REQUIREMENT
Take all the material and copy it exactly.

RECORDS FOR THIS TASK
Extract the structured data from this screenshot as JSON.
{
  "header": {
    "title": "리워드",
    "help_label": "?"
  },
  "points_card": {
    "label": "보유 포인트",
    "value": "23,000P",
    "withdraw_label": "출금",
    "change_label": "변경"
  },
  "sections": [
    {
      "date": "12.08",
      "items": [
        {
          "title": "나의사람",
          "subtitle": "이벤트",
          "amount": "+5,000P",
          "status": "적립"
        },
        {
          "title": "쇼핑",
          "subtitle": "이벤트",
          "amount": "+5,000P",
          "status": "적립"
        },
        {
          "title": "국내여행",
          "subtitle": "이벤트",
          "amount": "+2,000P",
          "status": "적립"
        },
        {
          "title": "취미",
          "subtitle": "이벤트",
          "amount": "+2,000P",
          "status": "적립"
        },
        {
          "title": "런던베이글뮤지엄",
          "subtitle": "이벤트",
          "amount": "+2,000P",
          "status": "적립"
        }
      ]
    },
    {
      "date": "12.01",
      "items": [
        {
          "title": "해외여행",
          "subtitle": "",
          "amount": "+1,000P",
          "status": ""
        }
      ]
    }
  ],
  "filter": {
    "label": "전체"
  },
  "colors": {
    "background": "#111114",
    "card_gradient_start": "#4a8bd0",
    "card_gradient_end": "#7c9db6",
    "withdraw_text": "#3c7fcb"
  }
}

RESPONSE TO THIS TASK
Extract the structured data from this screenshot as JSON.
{
  "header": {
    "title": "리워드",
    "help_label": "?"
  },
  "points_card": {
    "label": "보유 포인트",
    "value": "23,000P",
    "withdraw_label": "출금",
    "change_label": "변경"
  },
  "sections": [
    {
      "date": "12.08",
      "items": [
        {
          "title": "나의사람",
          "subtitle": "이벤트",
          "amount": "+5,000P",
          "status": "적립"
        },
        {
          "title": "쇼핑",
          "subtitle": "이벤트",
          "amount": "+5,000P",
          "status": "적립"
        },
        {
          "title": "국내여행",
          "subtitle": "이벤트",
          "amount": "+2,000P",
          "status": "적립"
        },
        {
          "title": "취미",
          "subtitle": "이벤트",
          "amount": "+2,000P",
          "status": "적립"
        },
        {
          "title": "런던베이글뮤지엄",
          "subtitle": "이벤트",
          "amount": "+2,000P",
          "status": "적립"
        }
      ]
    },
    {
      "date": "12.01",
      "items": [
        {
          "title": "해외여행",
          "subtitle": "",
          "amount": "+1,000P",
          "status": ""
        }
      ]
    }
  ],
  "filter": {
    "label": "전체"
  },
  "colors": {
    "background": "#111114",
    "card_gradient_start": "#4a8bd0",
    "card_gradient_end": "#7c9db6",
    "withdraw_text": "#3c7fcb"
  }
}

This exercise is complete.